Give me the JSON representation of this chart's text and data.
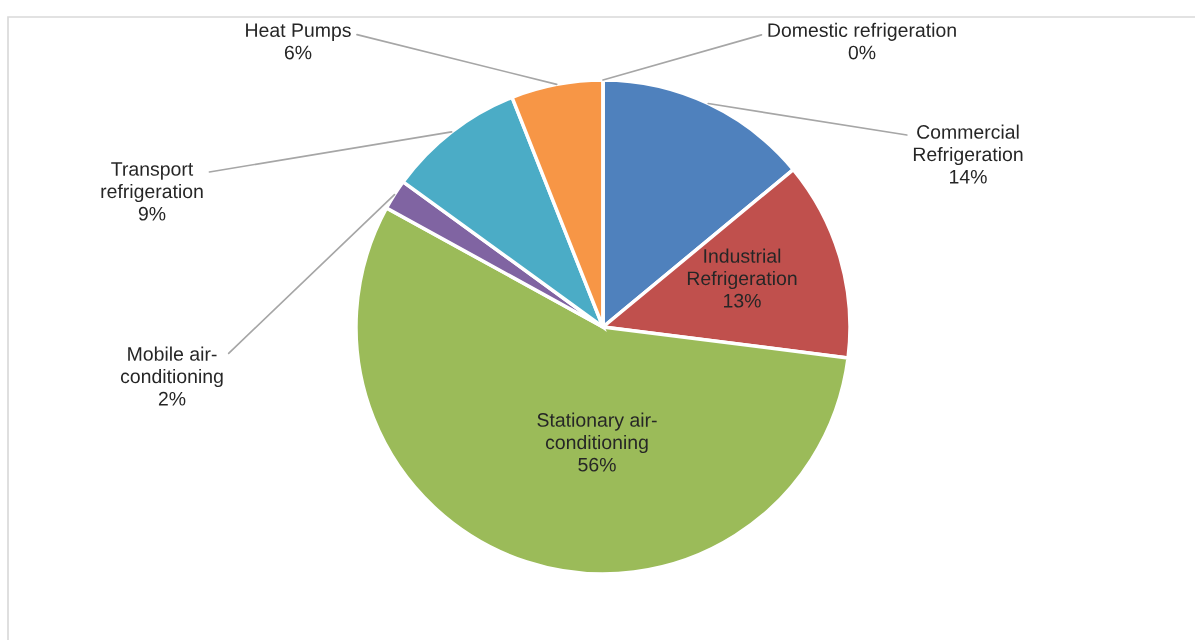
{
  "chart_data": {
    "type": "pie",
    "categories": [
      "Commercial Refrigeration",
      "Industrial Refrigeration",
      "Stationary air-conditioning",
      "Mobile air-conditioning",
      "Transport refrigeration",
      "Heat Pumps",
      "Domestic refrigeration"
    ],
    "values": [
      14,
      13,
      56,
      2,
      9,
      6,
      0
    ],
    "colors": [
      "#4f81bd",
      "#c0504d",
      "#9bbb59",
      "#8064a2",
      "#4bacc6",
      "#f79646",
      "#2c4d75"
    ],
    "value_labels": [
      "14%",
      "13%",
      "56%",
      "2%",
      "9%",
      "6%",
      "0%"
    ]
  }
}
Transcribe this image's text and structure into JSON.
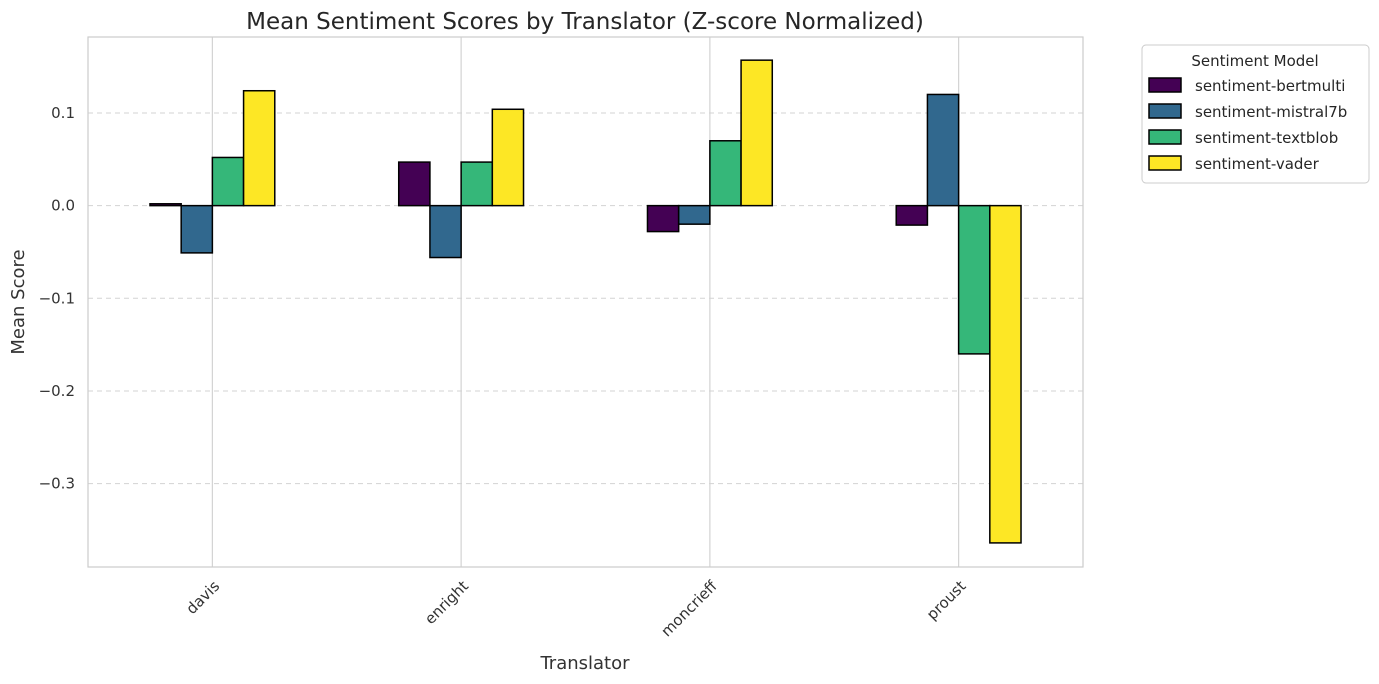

#### GOAL
Return the listing above unchanged, apart from dropping its pictures.

#### OUTPUT FOR THIS TASK
Give me the JSON representation of this chart's text and data.
{
  "chart_data": {
    "type": "pie",
    "categories": [
      "Commercial Refrigeration",
      "Industrial Refrigeration",
      "Stationary air-conditioning",
      "Mobile air-conditioning",
      "Transport refrigeration",
      "Heat Pumps",
      "Domestic refrigeration"
    ],
    "values": [
      14,
      13,
      56,
      2,
      9,
      6,
      0
    ],
    "colors": [
      "#4f81bd",
      "#c0504d",
      "#9bbb59",
      "#8064a2",
      "#4bacc6",
      "#f79646",
      "#2c4d75"
    ],
    "value_labels": [
      "14%",
      "13%",
      "56%",
      "2%",
      "9%",
      "6%",
      "0%"
    ]
  }
}
Transcribe this image's text and structure into JSON.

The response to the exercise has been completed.